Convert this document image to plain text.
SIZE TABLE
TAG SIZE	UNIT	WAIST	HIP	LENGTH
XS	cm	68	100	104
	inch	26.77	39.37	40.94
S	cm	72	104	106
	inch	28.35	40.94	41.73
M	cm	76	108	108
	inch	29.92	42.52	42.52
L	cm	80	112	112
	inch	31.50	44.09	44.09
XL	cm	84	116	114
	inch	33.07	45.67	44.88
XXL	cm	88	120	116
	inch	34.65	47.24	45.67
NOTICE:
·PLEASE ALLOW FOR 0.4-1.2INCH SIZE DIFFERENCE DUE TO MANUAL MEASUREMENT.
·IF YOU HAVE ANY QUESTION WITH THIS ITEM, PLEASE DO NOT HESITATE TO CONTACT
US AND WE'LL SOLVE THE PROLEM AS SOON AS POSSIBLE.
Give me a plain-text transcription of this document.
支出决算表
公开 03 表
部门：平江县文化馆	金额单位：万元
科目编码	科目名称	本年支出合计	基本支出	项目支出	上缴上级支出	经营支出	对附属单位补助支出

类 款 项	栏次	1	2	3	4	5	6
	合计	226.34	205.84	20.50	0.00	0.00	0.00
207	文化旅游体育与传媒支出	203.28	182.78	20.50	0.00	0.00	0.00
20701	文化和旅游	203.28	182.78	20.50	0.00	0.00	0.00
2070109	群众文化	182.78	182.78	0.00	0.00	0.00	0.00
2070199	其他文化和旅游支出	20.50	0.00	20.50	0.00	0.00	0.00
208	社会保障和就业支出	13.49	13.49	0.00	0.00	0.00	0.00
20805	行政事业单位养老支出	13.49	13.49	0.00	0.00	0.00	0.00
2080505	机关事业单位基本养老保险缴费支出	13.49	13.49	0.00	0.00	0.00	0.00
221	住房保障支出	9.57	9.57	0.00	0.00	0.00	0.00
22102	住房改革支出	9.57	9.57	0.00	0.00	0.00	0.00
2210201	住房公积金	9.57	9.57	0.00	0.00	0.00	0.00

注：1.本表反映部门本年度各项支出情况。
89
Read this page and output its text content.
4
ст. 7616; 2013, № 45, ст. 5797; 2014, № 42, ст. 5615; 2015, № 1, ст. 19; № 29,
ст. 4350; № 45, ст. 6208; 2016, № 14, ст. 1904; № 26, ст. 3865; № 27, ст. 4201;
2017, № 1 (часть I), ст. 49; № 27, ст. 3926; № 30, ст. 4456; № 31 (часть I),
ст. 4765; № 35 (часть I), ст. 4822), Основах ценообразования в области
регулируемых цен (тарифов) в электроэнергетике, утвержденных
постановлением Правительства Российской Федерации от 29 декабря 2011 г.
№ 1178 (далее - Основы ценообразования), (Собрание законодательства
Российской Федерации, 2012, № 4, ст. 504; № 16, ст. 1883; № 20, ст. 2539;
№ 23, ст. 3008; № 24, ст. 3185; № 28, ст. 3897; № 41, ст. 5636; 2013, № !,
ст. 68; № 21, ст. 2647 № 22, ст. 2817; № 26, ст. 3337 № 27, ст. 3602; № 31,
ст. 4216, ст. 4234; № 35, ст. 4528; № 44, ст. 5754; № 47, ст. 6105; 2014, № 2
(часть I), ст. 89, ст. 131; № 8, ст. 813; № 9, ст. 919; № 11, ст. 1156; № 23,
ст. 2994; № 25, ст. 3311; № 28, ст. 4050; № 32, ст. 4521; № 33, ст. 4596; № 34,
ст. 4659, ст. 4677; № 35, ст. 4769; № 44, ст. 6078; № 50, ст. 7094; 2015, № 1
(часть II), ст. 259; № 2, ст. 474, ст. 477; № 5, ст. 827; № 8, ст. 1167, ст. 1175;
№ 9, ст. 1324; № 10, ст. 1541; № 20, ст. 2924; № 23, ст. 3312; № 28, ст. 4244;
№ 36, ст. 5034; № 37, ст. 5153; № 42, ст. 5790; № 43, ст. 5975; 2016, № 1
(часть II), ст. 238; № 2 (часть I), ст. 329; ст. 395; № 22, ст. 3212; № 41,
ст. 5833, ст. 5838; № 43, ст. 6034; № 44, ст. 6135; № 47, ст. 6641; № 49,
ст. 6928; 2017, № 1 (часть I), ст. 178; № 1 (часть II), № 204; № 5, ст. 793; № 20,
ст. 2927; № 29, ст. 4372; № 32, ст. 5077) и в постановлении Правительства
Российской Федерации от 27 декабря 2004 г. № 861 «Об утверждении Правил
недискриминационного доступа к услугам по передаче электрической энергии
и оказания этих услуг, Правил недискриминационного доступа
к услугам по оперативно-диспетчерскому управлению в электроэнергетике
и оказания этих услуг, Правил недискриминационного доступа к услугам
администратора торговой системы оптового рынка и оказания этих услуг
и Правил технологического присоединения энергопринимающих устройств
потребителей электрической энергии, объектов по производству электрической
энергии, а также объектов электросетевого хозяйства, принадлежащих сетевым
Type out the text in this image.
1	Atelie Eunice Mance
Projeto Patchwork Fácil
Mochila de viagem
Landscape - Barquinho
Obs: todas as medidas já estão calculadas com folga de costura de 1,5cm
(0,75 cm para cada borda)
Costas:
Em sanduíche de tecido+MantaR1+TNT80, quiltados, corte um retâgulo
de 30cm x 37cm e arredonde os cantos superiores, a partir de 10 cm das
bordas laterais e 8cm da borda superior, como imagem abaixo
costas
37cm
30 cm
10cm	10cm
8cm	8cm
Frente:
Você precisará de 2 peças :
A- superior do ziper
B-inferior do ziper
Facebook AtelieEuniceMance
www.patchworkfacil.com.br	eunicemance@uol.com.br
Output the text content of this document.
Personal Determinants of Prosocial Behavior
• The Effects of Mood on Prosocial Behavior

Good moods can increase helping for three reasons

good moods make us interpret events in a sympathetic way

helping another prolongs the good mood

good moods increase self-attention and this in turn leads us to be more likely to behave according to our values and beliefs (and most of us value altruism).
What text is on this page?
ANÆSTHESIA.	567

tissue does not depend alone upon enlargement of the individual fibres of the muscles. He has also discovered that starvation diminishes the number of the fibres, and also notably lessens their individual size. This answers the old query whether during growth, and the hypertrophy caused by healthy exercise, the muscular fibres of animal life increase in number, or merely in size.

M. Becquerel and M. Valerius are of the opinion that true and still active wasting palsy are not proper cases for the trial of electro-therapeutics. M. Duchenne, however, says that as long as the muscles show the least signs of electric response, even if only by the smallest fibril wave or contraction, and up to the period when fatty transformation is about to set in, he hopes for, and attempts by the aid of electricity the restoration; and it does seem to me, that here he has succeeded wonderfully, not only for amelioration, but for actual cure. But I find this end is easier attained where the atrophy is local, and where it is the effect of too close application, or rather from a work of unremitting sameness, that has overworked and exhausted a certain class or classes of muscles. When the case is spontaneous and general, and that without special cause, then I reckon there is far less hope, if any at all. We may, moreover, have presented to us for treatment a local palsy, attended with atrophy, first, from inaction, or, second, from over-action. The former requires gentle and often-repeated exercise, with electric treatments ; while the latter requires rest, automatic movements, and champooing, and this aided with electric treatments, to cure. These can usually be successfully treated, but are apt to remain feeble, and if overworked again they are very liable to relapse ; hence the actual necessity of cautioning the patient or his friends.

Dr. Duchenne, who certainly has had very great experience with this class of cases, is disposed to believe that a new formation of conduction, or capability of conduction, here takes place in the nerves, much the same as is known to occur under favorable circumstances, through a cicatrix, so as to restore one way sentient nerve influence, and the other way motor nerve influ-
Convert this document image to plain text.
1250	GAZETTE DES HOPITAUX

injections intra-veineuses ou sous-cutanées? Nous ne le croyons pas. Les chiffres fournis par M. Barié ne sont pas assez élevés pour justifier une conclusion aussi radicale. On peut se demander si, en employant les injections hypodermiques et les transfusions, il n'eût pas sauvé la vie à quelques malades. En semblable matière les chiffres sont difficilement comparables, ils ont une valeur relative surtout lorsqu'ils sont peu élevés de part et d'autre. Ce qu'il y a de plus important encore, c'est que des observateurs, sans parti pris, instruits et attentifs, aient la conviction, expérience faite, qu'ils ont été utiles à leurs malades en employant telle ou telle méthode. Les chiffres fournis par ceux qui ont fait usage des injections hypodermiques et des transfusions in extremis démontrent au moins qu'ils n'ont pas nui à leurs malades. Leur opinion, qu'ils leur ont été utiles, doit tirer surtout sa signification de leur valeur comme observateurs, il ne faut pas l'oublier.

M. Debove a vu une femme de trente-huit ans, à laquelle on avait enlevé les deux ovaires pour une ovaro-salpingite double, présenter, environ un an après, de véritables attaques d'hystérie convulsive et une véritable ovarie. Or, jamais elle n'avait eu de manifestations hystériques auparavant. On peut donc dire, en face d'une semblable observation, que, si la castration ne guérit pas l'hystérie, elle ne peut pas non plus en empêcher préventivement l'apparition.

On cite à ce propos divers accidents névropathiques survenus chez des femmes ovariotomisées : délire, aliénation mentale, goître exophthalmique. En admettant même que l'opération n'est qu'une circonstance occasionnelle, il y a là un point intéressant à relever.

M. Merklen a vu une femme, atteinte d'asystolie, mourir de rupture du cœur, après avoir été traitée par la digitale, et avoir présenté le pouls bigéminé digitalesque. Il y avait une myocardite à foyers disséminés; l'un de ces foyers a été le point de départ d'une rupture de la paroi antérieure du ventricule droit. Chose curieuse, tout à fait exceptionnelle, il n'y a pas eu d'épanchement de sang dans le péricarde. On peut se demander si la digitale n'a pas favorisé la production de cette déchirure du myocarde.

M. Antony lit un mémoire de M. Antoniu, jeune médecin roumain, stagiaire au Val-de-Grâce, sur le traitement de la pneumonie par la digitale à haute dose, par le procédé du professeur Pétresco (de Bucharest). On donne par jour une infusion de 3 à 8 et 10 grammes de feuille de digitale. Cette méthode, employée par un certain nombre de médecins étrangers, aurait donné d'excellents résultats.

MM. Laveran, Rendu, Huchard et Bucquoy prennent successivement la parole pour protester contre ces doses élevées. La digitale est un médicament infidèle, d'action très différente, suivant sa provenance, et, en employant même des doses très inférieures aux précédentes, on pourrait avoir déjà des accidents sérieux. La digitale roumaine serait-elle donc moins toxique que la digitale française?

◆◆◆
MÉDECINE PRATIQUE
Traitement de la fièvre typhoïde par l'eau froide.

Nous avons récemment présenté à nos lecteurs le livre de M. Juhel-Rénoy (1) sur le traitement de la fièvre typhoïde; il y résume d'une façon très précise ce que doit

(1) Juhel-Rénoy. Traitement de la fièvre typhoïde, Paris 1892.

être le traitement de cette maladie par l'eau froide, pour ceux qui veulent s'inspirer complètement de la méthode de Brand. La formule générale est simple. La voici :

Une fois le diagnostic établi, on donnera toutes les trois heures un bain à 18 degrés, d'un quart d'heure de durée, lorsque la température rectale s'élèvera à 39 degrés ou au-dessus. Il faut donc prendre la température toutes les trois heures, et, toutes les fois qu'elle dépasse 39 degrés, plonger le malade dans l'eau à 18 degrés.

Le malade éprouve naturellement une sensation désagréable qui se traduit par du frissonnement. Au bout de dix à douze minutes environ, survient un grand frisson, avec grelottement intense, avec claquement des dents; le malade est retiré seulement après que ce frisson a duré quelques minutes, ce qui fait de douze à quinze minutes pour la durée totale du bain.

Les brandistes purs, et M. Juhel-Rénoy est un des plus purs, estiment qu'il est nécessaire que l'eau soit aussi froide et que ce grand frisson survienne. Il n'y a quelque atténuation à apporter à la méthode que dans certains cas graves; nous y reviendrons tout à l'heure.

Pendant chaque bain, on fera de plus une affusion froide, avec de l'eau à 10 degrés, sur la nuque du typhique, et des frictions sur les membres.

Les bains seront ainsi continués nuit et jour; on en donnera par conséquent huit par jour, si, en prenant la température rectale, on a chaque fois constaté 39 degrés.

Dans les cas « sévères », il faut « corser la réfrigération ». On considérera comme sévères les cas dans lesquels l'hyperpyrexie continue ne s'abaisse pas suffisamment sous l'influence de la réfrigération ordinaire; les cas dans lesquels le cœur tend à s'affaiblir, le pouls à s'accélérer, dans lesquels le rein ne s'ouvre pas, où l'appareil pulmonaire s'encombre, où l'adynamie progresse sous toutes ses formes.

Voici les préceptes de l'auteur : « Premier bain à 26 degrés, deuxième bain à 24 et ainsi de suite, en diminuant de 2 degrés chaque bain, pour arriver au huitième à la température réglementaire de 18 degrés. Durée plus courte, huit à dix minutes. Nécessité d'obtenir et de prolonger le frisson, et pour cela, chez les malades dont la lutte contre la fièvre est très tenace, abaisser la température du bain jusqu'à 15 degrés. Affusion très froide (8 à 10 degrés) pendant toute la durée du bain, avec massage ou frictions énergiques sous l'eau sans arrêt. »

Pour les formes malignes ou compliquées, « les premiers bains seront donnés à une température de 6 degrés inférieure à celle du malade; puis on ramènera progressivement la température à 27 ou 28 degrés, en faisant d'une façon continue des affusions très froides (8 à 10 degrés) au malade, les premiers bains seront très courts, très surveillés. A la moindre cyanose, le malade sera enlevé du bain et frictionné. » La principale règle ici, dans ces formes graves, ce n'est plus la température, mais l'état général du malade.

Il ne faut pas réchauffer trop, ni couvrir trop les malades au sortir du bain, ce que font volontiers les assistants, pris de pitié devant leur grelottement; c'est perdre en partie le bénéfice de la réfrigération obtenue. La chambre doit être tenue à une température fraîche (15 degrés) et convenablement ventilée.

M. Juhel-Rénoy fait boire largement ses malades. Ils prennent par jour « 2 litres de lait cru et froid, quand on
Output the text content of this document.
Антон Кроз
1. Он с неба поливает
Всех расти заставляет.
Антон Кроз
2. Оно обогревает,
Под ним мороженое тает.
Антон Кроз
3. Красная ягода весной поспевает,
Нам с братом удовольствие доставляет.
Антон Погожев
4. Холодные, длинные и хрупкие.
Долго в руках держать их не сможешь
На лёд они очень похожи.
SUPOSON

[INSTRUCTION] Provide only the number of lines in the entries that hold the word "typhoïde".

[THE ANSWER] 3